# Job:
Return the material below in full and exactly.

________________

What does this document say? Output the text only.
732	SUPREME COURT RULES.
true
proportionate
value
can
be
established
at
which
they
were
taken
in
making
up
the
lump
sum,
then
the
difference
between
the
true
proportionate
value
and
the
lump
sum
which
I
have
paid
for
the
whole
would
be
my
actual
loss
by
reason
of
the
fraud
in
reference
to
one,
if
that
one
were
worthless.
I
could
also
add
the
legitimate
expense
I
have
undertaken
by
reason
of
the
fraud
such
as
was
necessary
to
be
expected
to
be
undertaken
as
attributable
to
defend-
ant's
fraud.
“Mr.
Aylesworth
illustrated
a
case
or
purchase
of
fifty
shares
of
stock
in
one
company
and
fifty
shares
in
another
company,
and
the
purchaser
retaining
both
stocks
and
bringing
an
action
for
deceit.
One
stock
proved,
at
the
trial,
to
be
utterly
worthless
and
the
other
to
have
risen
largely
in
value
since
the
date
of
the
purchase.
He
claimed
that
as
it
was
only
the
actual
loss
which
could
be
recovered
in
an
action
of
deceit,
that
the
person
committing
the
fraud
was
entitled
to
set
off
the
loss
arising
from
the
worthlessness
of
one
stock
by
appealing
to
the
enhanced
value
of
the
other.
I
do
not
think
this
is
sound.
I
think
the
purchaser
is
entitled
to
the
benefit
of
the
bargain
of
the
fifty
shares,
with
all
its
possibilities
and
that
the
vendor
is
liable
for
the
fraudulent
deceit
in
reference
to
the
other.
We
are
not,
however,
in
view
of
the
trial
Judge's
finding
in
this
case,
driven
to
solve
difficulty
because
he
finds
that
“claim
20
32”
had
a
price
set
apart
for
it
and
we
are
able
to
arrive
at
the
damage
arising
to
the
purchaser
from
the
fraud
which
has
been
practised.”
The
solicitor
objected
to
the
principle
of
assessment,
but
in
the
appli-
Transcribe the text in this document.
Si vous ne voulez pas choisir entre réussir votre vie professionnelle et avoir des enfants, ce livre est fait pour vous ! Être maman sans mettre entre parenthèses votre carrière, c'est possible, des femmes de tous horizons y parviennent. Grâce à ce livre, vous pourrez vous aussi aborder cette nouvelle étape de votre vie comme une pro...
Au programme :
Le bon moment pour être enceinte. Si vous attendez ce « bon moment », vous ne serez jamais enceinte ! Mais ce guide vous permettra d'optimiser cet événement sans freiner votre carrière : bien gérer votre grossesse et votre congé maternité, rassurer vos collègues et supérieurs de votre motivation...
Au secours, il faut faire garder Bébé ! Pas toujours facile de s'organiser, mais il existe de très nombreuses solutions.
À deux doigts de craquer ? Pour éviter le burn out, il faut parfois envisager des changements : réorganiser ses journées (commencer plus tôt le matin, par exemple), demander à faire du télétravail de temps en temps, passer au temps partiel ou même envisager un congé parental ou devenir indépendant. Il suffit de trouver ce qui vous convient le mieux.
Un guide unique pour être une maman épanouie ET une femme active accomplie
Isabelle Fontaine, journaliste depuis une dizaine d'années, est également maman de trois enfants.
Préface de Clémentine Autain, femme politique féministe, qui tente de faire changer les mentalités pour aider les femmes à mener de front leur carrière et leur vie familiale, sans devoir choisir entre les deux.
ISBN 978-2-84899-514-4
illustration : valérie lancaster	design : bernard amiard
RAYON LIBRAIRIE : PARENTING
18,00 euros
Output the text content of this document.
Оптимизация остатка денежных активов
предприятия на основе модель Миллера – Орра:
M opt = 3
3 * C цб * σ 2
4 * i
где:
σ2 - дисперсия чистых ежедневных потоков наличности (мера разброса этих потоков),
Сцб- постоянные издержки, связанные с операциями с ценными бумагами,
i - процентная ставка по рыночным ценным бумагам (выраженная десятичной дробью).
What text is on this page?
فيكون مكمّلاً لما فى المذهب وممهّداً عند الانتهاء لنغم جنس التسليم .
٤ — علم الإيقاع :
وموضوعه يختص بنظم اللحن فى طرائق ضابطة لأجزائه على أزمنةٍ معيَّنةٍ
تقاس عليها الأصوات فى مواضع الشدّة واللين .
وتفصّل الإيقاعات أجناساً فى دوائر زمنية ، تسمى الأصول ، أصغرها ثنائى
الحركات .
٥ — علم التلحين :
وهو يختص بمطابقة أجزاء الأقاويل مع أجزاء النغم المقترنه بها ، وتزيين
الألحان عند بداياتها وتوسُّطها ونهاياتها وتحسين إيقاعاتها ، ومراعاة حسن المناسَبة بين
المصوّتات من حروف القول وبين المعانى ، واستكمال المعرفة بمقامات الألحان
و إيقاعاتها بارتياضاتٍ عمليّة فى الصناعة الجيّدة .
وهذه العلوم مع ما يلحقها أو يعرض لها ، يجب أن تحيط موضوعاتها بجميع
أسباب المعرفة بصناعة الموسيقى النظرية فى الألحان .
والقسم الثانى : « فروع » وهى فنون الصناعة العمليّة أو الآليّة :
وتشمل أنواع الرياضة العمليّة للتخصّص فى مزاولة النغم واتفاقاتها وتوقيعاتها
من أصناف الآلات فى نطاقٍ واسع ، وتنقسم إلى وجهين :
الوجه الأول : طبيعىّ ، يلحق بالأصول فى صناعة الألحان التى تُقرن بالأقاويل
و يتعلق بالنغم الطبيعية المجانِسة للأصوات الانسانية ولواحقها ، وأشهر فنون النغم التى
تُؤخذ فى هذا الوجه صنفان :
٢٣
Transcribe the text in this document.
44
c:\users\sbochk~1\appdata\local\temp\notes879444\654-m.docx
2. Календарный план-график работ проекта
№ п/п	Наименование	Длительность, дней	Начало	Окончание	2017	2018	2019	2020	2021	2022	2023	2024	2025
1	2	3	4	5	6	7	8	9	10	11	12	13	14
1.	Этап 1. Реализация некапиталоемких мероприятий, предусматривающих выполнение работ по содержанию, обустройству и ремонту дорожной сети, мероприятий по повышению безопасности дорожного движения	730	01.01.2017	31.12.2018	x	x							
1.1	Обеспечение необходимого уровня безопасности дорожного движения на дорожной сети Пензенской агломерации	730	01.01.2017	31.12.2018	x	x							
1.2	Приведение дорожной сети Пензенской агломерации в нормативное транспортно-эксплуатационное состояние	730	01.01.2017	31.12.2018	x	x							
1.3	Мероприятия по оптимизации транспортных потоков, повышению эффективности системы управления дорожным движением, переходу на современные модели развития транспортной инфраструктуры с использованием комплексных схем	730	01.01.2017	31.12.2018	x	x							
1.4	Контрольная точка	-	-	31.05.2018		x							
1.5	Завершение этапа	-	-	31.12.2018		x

________________

# Complete output:
What does this document say? Output the text only.
732	SUPREME COURT RULES.
true
proportionate
value
can
be
established
at
which
they
were
taken
in
making
up
the
lump
sum,
then
the
difference
between
the
true
proportionate
value
and
the
lump
sum
which
I
have
paid
for
the
whole
would
be
my
actual
loss
by
reason
of
the
fraud
in
reference
to
one,
if
that
one
were
worthless.
I
could
also
add
the
legitimate
expense
I
have
undertaken
by
reason
of
the
fraud
such
as
was
necessary
to
be
expected
to
be
undertaken
as
attributable
to
defend-
ant's
fraud.
“Mr.
Aylesworth
illustrated
a
case
or
purchase
of
fifty
shares
of
stock
in
one
company
and
fifty
shares
in
another
company,
and
the
purchaser
retaining
both
stocks
and
bringing
an
action
for
deceit.
One
stock
proved,
at
the
trial,
to
be
utterly
worthless
and
the
other
to
have
risen
largely
in
value
since
the
date
of
the
purchase.
He
claimed
that
as
it
was
only
the
actual
loss
which
could
be
recovered
in
an
action
of
deceit,
that
the
person
committing
the
fraud
was
entitled
to
set
off
the
loss
arising
from
the
worthlessness
of
one
stock
by
appealing
to
the
enhanced
value
of
the
other.
I
do
not
think
this
is
sound.
I
think
the
purchaser
is
entitled
to
the
benefit
of
the
bargain
of
the
fifty
shares,
with
all
its
possibilities
and
that
the
vendor
is
liable
for
the
fraudulent
deceit
in
reference
to
the
other.
We
are
not,
however,
in
view
of
the
trial
Judge's
finding
in
this
case,
driven
to
solve
difficulty
because
he
finds
that
“claim
20
32”
had
a
price
set
apart
for
it
and
we
are
able
to
arrive
at
the
damage
arising
to
the
purchaser
from
the
fraud
which
has
been
practised.”
The
solicitor
objected
to
the
principle
of
assessment,
but
in
the
appli-
Transcribe the text in this document.
Si vous ne voulez pas choisir entre réussir votre vie professionnelle et avoir des enfants, ce livre est fait pour vous ! Être maman sans mettre entre parenthèses votre carrière, c'est possible, des femmes de tous horizons y parviennent. Grâce à ce livre, vous pourrez vous aussi aborder cette nouvelle étape de votre vie comme une pro...
Au programme :
Le bon moment pour être enceinte. Si vous attendez ce « bon moment », vous ne serez jamais enceinte ! Mais ce guide vous permettra d'optimiser cet événement sans freiner votre carrière : bien gérer votre grossesse et votre congé maternité, rassurer vos collègues et supérieurs de votre motivation...
Au secours, il faut faire garder Bébé ! Pas toujours facile de s'organiser, mais il existe de très nombreuses solutions.
À deux doigts de craquer ? Pour éviter le burn out, il faut parfois envisager des changements : réorganiser ses journées (commencer plus tôt le matin, par exemple), demander à faire du télétravail de temps en temps, passer au temps partiel ou même envisager un congé parental ou devenir indépendant. Il suffit de trouver ce qui vous convient le mieux.
Un guide unique pour être une maman épanouie ET une femme active accomplie
Isabelle Fontaine, journaliste depuis une dizaine d'années, est également maman de trois enfants.
Préface de Clémentine Autain, femme politique féministe, qui tente de faire changer les mentalités pour aider les femmes à mener de front leur carrière et leur vie familiale, sans devoir choisir entre les deux.
ISBN 978-2-84899-514-4
illustration : valérie lancaster	design : bernard amiard
RAYON LIBRAIRIE : PARENTING
18,00 euros
Output the text content of this document.
Оптимизация остатка денежных активов
предприятия на основе модель Миллера – Орра:
M opt = 3
3 * C цб * σ 2
4 * i
где:
σ2 - дисперсия чистых ежедневных потоков наличности (мера разброса этих потоков),
Сцб- постоянные издержки, связанные с операциями с ценными бумагами,
i - процентная ставка по рыночным ценным бумагам (выраженная десятичной дробью).
What text is on this page?
فيكون مكمّلاً لما فى المذهب وممهّداً عند الانتهاء لنغم جنس التسليم .
٤ — علم الإيقاع :
وموضوعه يختص بنظم اللحن فى طرائق ضابطة لأجزائه على أزمنةٍ معيَّنةٍ
تقاس عليها الأصوات فى مواضع الشدّة واللين .
وتفصّل الإيقاعات أجناساً فى دوائر زمنية ، تسمى الأصول ، أصغرها ثنائى
الحركات .
٥ — علم التلحين :
وهو يختص بمطابقة أجزاء الأقاويل مع أجزاء النغم المقترنه بها ، وتزيين
الألحان عند بداياتها وتوسُّطها ونهاياتها وتحسين إيقاعاتها ، ومراعاة حسن المناسَبة بين
المصوّتات من حروف القول وبين المعانى ، واستكمال المعرفة بمقامات الألحان
و إيقاعاتها بارتياضاتٍ عمليّة فى الصناعة الجيّدة .
وهذه العلوم مع ما يلحقها أو يعرض لها ، يجب أن تحيط موضوعاتها بجميع
أسباب المعرفة بصناعة الموسيقى النظرية فى الألحان .
والقسم الثانى : « فروع » وهى فنون الصناعة العمليّة أو الآليّة :
وتشمل أنواع الرياضة العمليّة للتخصّص فى مزاولة النغم واتفاقاتها وتوقيعاتها
من أصناف الآلات فى نطاقٍ واسع ، وتنقسم إلى وجهين :
الوجه الأول : طبيعىّ ، يلحق بالأصول فى صناعة الألحان التى تُقرن بالأقاويل
و يتعلق بالنغم الطبيعية المجانِسة للأصوات الانسانية ولواحقها ، وأشهر فنون النغم التى
تُؤخذ فى هذا الوجه صنفان :
٢٣
Transcribe the text in this document.
44
c:\users\sbochk~1\appdata\local\temp\notes879444\654-m.docx
2. Календарный план-график работ проекта
№ п/п	Наименование	Длительность, дней	Начало	Окончание	2017	2018	2019	2020	2021	2022	2023	2024	2025
1	2	3	4	5	6	7	8	9	10	11	12	13	14
1.	Этап 1. Реализация некапиталоемких мероприятий, предусматривающих выполнение работ по содержанию, обустройству и ремонту дорожной сети, мероприятий по повышению безопасности дорожного движения	730	01.01.2017	31.12.2018	x	x							
1.1	Обеспечение необходимого уровня безопасности дорожного движения на дорожной сети Пензенской агломерации	730	01.01.2017	31.12.2018	x	x							
1.2	Приведение дорожной сети Пензенской агломерации в нормативное транспортно-эксплуатационное состояние	730	01.01.2017	31.12.2018	x	x							
1.3	Мероприятия по оптимизации транспортных потоков, повышению эффективности системы управления дорожным движением, переходу на современные модели развития транспортной инфраструктуры с использованием комплексных схем	730	01.01.2017	31.12.2018	x	x							
1.4	Контрольная точка	-	-	31.05.2018		x							
1.5	Завершение этапа	-	-	31.12.2018		x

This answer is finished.